- [Written problem] Identify the lines that contain the word "работ", then copy them.

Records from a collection

★ ★ ★ ★ ★ ★ ★

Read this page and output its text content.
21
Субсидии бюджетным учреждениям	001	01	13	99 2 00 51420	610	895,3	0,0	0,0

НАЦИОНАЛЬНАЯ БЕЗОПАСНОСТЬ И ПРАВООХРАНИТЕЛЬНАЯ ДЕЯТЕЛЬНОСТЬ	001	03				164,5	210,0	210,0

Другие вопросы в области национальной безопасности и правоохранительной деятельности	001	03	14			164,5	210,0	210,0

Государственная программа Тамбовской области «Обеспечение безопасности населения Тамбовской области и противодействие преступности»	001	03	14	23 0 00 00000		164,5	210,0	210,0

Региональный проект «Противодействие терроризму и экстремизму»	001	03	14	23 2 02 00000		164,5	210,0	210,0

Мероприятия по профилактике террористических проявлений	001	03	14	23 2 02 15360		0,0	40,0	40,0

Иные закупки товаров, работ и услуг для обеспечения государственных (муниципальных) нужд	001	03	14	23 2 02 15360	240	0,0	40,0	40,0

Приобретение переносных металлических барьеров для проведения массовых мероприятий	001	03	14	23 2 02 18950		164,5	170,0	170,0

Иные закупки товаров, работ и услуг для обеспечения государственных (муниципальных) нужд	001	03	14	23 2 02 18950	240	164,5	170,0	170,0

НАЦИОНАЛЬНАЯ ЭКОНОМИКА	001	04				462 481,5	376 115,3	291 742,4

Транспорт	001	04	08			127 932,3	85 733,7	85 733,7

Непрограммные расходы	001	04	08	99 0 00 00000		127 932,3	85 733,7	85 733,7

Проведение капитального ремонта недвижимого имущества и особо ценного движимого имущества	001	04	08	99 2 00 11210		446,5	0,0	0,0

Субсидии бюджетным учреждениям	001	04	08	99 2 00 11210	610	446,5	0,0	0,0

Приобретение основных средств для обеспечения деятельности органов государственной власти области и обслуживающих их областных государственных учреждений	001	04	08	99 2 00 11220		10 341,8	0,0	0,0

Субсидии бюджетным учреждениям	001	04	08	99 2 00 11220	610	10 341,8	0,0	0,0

★ ★ ★ ★ ★ ★ ★

- [The solution]
Иные закупки товаров, работ и услуг для обеспечения государственных (муниципальных) нужд	001	03	14	23 2 02 15360	240	0,0	40,0	40,0
Иные закупки товаров, работ и услуг для обеспечения государственных (муниципальных) нужд	001	03	14	23 2 02 18950	240	164,5	170,0	170,0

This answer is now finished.